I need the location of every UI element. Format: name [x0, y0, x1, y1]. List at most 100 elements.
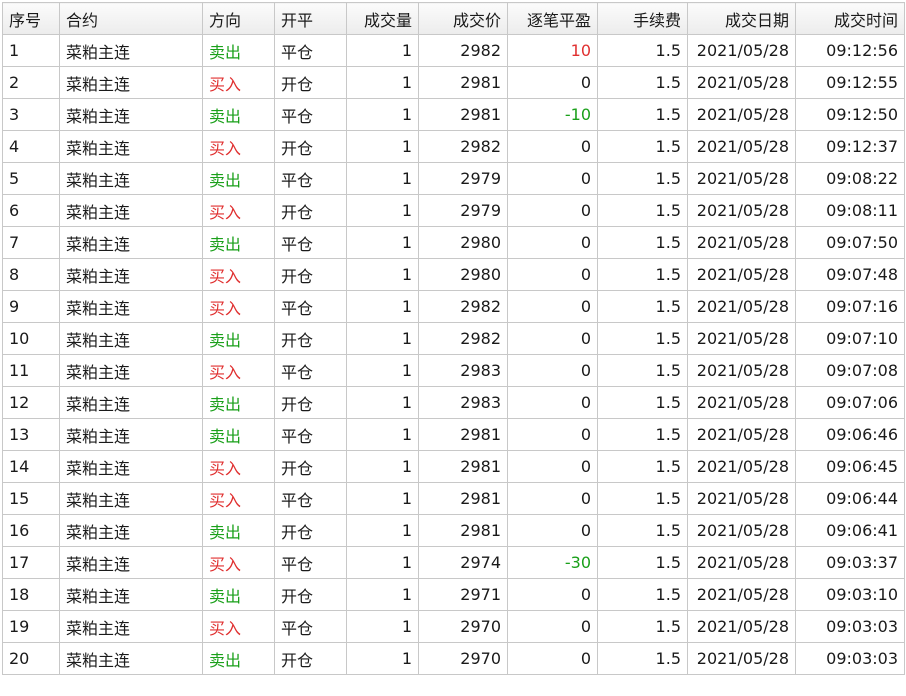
table-row[interactable]: 16 菜粕主连 卖出 开仓 1 2981 0 1.5 2021/05/28 09:06:41 [2, 514, 905, 547]
cell-contract: 菜粕主连 [59, 450, 203, 483]
cell-price: 2982 [418, 130, 508, 163]
cell-time: 09:08:11 [795, 194, 905, 227]
cell-price: 2970 [418, 642, 508, 675]
cell-open-close: 平仓 [274, 546, 347, 579]
column-header-volume[interactable]: 成交量 [346, 2, 419, 35]
cell-direction: 买入 [202, 354, 275, 387]
cell-open-close: 平仓 [274, 226, 347, 259]
cell-no: 3 [2, 98, 60, 131]
trade-table: 序号 合约 方向 开平 成交量 成交价 逐笔平盈 手续费 成交日期 成交时间 1… [2, 2, 905, 675]
cell-pnl: 0 [507, 290, 598, 323]
cell-price: 2970 [418, 610, 508, 643]
cell-price: 2982 [418, 34, 508, 67]
column-header-open-close[interactable]: 开平 [274, 2, 347, 35]
cell-volume: 1 [346, 386, 419, 419]
cell-direction: 卖出 [202, 34, 275, 67]
cell-pnl: 0 [507, 226, 598, 259]
table-row[interactable]: 4 菜粕主连 买入 开仓 1 2982 0 1.5 2021/05/28 09:12:37 [2, 130, 905, 163]
cell-direction: 卖出 [202, 578, 275, 611]
table-row[interactable]: 6 菜粕主连 买入 开仓 1 2979 0 1.5 2021/05/28 09:08:11 [2, 194, 905, 227]
cell-date: 2021/05/28 [687, 322, 796, 355]
cell-price: 2974 [418, 546, 508, 579]
table-row[interactable]: 18 菜粕主连 卖出 开仓 1 2971 0 1.5 2021/05/28 09:03:10 [2, 578, 905, 611]
cell-time: 09:03:03 [795, 642, 905, 675]
cell-date: 2021/05/28 [687, 98, 796, 131]
cell-open-close: 开仓 [274, 130, 347, 163]
table-row[interactable]: 15 菜粕主连 买入 平仓 1 2981 0 1.5 2021/05/28 09:06:44 [2, 482, 905, 515]
cell-direction: 卖出 [202, 162, 275, 195]
cell-price: 2983 [418, 386, 508, 419]
column-header-direction[interactable]: 方向 [202, 2, 275, 35]
cell-time: 09:06:46 [795, 418, 905, 451]
cell-volume: 1 [346, 226, 419, 259]
column-header-no[interactable]: 序号 [2, 2, 60, 35]
table-row[interactable]: 14 菜粕主连 买入 开仓 1 2981 0 1.5 2021/05/28 09:06:45 [2, 450, 905, 483]
table-row[interactable]: 2 菜粕主连 买入 开仓 1 2981 0 1.5 2021/05/28 09:12:55 [2, 66, 905, 99]
cell-fee: 1.5 [597, 66, 688, 99]
cell-fee: 1.5 [597, 546, 688, 579]
cell-price: 2981 [418, 98, 508, 131]
table-row[interactable]: 13 菜粕主连 卖出 平仓 1 2981 0 1.5 2021/05/28 09:06:46 [2, 418, 905, 451]
cell-pnl: 0 [507, 162, 598, 195]
column-header-pnl[interactable]: 逐笔平盈 [507, 2, 598, 35]
cell-no: 20 [2, 642, 60, 675]
cell-direction: 买入 [202, 258, 275, 291]
cell-time: 09:07:48 [795, 258, 905, 291]
cell-pnl: -10 [507, 98, 598, 131]
cell-price: 2981 [418, 66, 508, 99]
cell-direction: 卖出 [202, 226, 275, 259]
cell-pnl: 0 [507, 322, 598, 355]
cell-date: 2021/05/28 [687, 130, 796, 163]
table-row[interactable]: 20 菜粕主连 卖出 开仓 1 2970 0 1.5 2021/05/28 09:03:03 [2, 642, 905, 675]
column-header-contract[interactable]: 合约 [59, 2, 203, 35]
cell-pnl: 0 [507, 386, 598, 419]
cell-fee: 1.5 [597, 354, 688, 387]
cell-open-close: 平仓 [274, 418, 347, 451]
cell-date: 2021/05/28 [687, 450, 796, 483]
table-row[interactable]: 12 菜粕主连 卖出 开仓 1 2983 0 1.5 2021/05/28 09:07:06 [2, 386, 905, 419]
cell-price: 2983 [418, 354, 508, 387]
cell-pnl: 0 [507, 418, 598, 451]
cell-fee: 1.5 [597, 386, 688, 419]
table-row[interactable]: 9 菜粕主连 买入 平仓 1 2982 0 1.5 2021/05/28 09:07:16 [2, 290, 905, 323]
column-header-date[interactable]: 成交日期 [687, 2, 796, 35]
column-header-time[interactable]: 成交时间 [795, 2, 905, 35]
column-header-price[interactable]: 成交价 [418, 2, 508, 35]
table-row[interactable]: 19 菜粕主连 买入 平仓 1 2970 0 1.5 2021/05/28 09:03:03 [2, 610, 905, 643]
table-row[interactable]: 3 菜粕主连 卖出 平仓 1 2981 -10 1.5 2021/05/28 09:12:50 [2, 98, 905, 131]
cell-volume: 1 [346, 290, 419, 323]
cell-direction: 买入 [202, 66, 275, 99]
cell-pnl: 0 [507, 354, 598, 387]
cell-date: 2021/05/28 [687, 258, 796, 291]
cell-contract: 菜粕主连 [59, 98, 203, 131]
cell-time: 09:12:55 [795, 66, 905, 99]
table-row[interactable]: 8 菜粕主连 买入 开仓 1 2980 0 1.5 2021/05/28 09:07:48 [2, 258, 905, 291]
cell-open-close: 开仓 [274, 66, 347, 99]
table-row[interactable]: 5 菜粕主连 卖出 平仓 1 2979 0 1.5 2021/05/28 09:08:22 [2, 162, 905, 195]
cell-contract: 菜粕主连 [59, 482, 203, 515]
cell-contract: 菜粕主连 [59, 226, 203, 259]
table-row[interactable]: 7 菜粕主连 卖出 平仓 1 2980 0 1.5 2021/05/28 09:07:50 [2, 226, 905, 259]
cell-direction: 卖出 [202, 418, 275, 451]
cell-fee: 1.5 [597, 514, 688, 547]
cell-open-close: 平仓 [274, 162, 347, 195]
cell-price: 2982 [418, 290, 508, 323]
cell-open-close: 开仓 [274, 642, 347, 675]
cell-direction: 卖出 [202, 386, 275, 419]
header-row: 序号 合约 方向 开平 成交量 成交价 逐笔平盈 手续费 成交日期 成交时间 [2, 2, 905, 35]
cell-volume: 1 [346, 642, 419, 675]
table-row[interactable]: 1 菜粕主连 卖出 平仓 1 2982 10 1.5 2021/05/28 09:12:56 [2, 34, 905, 67]
cell-direction: 买入 [202, 290, 275, 323]
table-row[interactable]: 11 菜粕主连 买入 平仓 1 2983 0 1.5 2021/05/28 09:07:08 [2, 354, 905, 387]
cell-no: 6 [2, 194, 60, 227]
cell-open-close: 平仓 [274, 34, 347, 67]
cell-time: 09:03:37 [795, 546, 905, 579]
cell-volume: 1 [346, 34, 419, 67]
cell-price: 2981 [418, 418, 508, 451]
column-header-fee[interactable]: 手续费 [597, 2, 688, 35]
table-row[interactable]: 17 菜粕主连 买入 平仓 1 2974 -30 1.5 2021/05/28 09:03:37 [2, 546, 905, 579]
cell-direction: 卖出 [202, 642, 275, 675]
cell-no: 15 [2, 482, 60, 515]
table-row[interactable]: 10 菜粕主连 卖出 开仓 1 2982 0 1.5 2021/05/28 09:07:10 [2, 322, 905, 355]
cell-time: 09:07:10 [795, 322, 905, 355]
----------
### EXERCISE OBJECTIVE
Replace every occurrence of "cell-price" with "cell-trade-price" in the records above and reproduce all of their lines, leaving everything else unchanged. Omit the pictures from your answer.

### FINISHED TASK
I need the location of every UI element. Format: name [x0, y0, x1, y1]. List at most 100 elements.
table-row[interactable]: 16 菜粕主连 卖出 开仓 1 2981 0 1.5 2021/05/28 09:06:41 [2, 514, 905, 547]
cell-contract: 菜粕主连 [59, 450, 203, 483]
cell-trade-price: 2982 [418, 130, 508, 163]
cell-time: 09:08:11 [795, 194, 905, 227]
cell-trade-price: 2970 [418, 642, 508, 675]
cell-open-close: 平仓 [274, 546, 347, 579]
column-header-volume[interactable]: 成交量 [346, 2, 419, 35]
cell-direction: 买入 [202, 354, 275, 387]
cell-open-close: 平仓 [274, 226, 347, 259]
cell-no: 3 [2, 98, 60, 131]
trade-table: 序号 合约 方向 开平 成交量 成交价 逐笔平盈 手续费 成交日期 成交时间 1… [2, 2, 905, 675]
cell-pnl: 0 [507, 290, 598, 323]
cell-trade-price: 2970 [418, 610, 508, 643]
cell-trade-price: 2982 [418, 34, 508, 67]
column-header-open-close[interactable]: 开平 [274, 2, 347, 35]
cell-volume: 1 [346, 386, 419, 419]
cell-direction: 卖出 [202, 34, 275, 67]
cell-pnl: 0 [507, 226, 598, 259]
table-row[interactable]: 4 菜粕主连 买入 开仓 1 2982 0 1.5 2021/05/28 09:12:37 [2, 130, 905, 163]
cell-direction: 卖出 [202, 578, 275, 611]
table-row[interactable]: 6 菜粕主连 买入 开仓 1 2979 0 1.5 2021/05/28 09:08:11 [2, 194, 905, 227]
cell-date: 2021/05/28 [687, 322, 796, 355]
cell-trade-price: 2974 [418, 546, 508, 579]
table-row[interactable]: 18 菜粕主连 卖出 开仓 1 2971 0 1.5 2021/05/28 09:03:10 [2, 578, 905, 611]
cell-time: 09:03:03 [795, 642, 905, 675]
cell-date: 2021/05/28 [687, 98, 796, 131]
cell-open-close: 开仓 [274, 130, 347, 163]
table-row[interactable]: 15 菜粕主连 买入 平仓 1 2981 0 1.5 2021/05/28 09:06:44 [2, 482, 905, 515]
cell-direction: 卖出 [202, 162, 275, 195]
cell-trade-price: 2983 [418, 386, 508, 419]
column-header-direction[interactable]: 方向 [202, 2, 275, 35]
cell-time: 09:06:46 [795, 418, 905, 451]
cell-volume: 1 [346, 226, 419, 259]
column-header-no[interactable]: 序号 [2, 2, 60, 35]
table-row[interactable]: 14 菜粕主连 买入 开仓 1 2981 0 1.5 2021/05/28 09:06:45 [2, 450, 905, 483]
table-row[interactable]: 2 菜粕主连 买入 开仓 1 2981 0 1.5 2021/05/28 09:12:55 [2, 66, 905, 99]
cell-fee: 1.5 [597, 66, 688, 99]
cell-fee: 1.5 [597, 546, 688, 579]
cell-trade-price: 2981 [418, 98, 508, 131]
table-row[interactable]: 13 菜粕主连 卖出 平仓 1 2981 0 1.5 2021/05/28 09:06:46 [2, 418, 905, 451]
cell-pnl: 0 [507, 162, 598, 195]
column-header-pnl[interactable]: 逐笔平盈 [507, 2, 598, 35]
cell-no: 20 [2, 642, 60, 675]
cell-direction: 买入 [202, 258, 275, 291]
cell-time: 09:07:48 [795, 258, 905, 291]
cell-pnl: -10 [507, 98, 598, 131]
cell-trade-price: 2981 [418, 66, 508, 99]
cell-direction: 卖出 [202, 226, 275, 259]
cell-pnl: 0 [507, 322, 598, 355]
cell-date: 2021/05/28 [687, 130, 796, 163]
table-row[interactable]: 20 菜粕主连 卖出 开仓 1 2970 0 1.5 2021/05/28 09:03:03 [2, 642, 905, 675]
column-header-contract[interactable]: 合约 [59, 2, 203, 35]
cell-pnl: 0 [507, 386, 598, 419]
cell-fee: 1.5 [597, 354, 688, 387]
cell-open-close: 平仓 [274, 418, 347, 451]
cell-date: 2021/05/28 [687, 450, 796, 483]
table-row[interactable]: 12 菜粕主连 卖出 开仓 1 2983 0 1.5 2021/05/28 09:07:06 [2, 386, 905, 419]
cell-trade-price: 2983 [418, 354, 508, 387]
cell-pnl: 0 [507, 418, 598, 451]
cell-fee: 1.5 [597, 386, 688, 419]
table-row[interactable]: 9 菜粕主连 买入 平仓 1 2982 0 1.5 2021/05/28 09:07:16 [2, 290, 905, 323]
column-header-date[interactable]: 成交日期 [687, 2, 796, 35]
column-header-time[interactable]: 成交时间 [795, 2, 905, 35]
column-header-price[interactable]: 成交价 [418, 2, 508, 35]
table-row[interactable]: 19 菜粕主连 买入 平仓 1 2970 0 1.5 2021/05/28 09:03:03 [2, 610, 905, 643]
table-row[interactable]: 3 菜粕主连 卖出 平仓 1 2981 -10 1.5 2021/05/28 09:12:50 [2, 98, 905, 131]
cell-volume: 1 [346, 290, 419, 323]
cell-direction: 买入 [202, 66, 275, 99]
cell-pnl: 0 [507, 354, 598, 387]
cell-date: 2021/05/28 [687, 258, 796, 291]
cell-contract: 菜粕主连 [59, 98, 203, 131]
cell-time: 09:12:55 [795, 66, 905, 99]
table-row[interactable]: 8 菜粕主连 买入 开仓 1 2980 0 1.5 2021/05/28 09:07:48 [2, 258, 905, 291]
cell-open-close: 开仓 [274, 66, 347, 99]
table-row[interactable]: 5 菜粕主连 卖出 平仓 1 2979 0 1.5 2021/05/28 09:08:22 [2, 162, 905, 195]
cell-contract: 菜粕主连 [59, 482, 203, 515]
cell-contract: 菜粕主连 [59, 226, 203, 259]
table-row[interactable]: 7 菜粕主连 卖出 平仓 1 2980 0 1.5 2021/05/28 09:07:50 [2, 226, 905, 259]
cell-direction: 卖出 [202, 418, 275, 451]
cell-fee: 1.5 [597, 514, 688, 547]
cell-open-close: 平仓 [274, 162, 347, 195]
cell-trade-price: 2982 [418, 290, 508, 323]
cell-open-close: 开仓 [274, 642, 347, 675]
cell-direction: 卖出 [202, 386, 275, 419]
header-row: 序号 合约 方向 开平 成交量 成交价 逐笔平盈 手续费 成交日期 成交时间 [2, 2, 905, 35]
cell-volume: 1 [346, 642, 419, 675]
table-row[interactable]: 1 菜粕主连 卖出 平仓 1 2982 10 1.5 2021/05/28 09:12:56 [2, 34, 905, 67]
cell-direction: 买入 [202, 290, 275, 323]
table-row[interactable]: 11 菜粕主连 买入 平仓 1 2983 0 1.5 2021/05/28 09:07:08 [2, 354, 905, 387]
cell-no: 6 [2, 194, 60, 227]
cell-open-close: 平仓 [274, 34, 347, 67]
cell-time: 09:03:37 [795, 546, 905, 579]
cell-volume: 1 [346, 34, 419, 67]
cell-trade-price: 2981 [418, 418, 508, 451]
column-header-fee[interactable]: 手续费 [597, 2, 688, 35]
table-row[interactable]: 17 菜粕主连 买入 平仓 1 2974 -30 1.5 2021/05/28 09:03:37 [2, 546, 905, 579]
cell-direction: 卖出 [202, 642, 275, 675]
cell-no: 15 [2, 482, 60, 515]
table-row[interactable]: 10 菜粕主连 卖出 开仓 1 2982 0 1.5 2021/05/28 09:07:10 [2, 322, 905, 355]
cell-time: 09:07:10 [795, 322, 905, 355]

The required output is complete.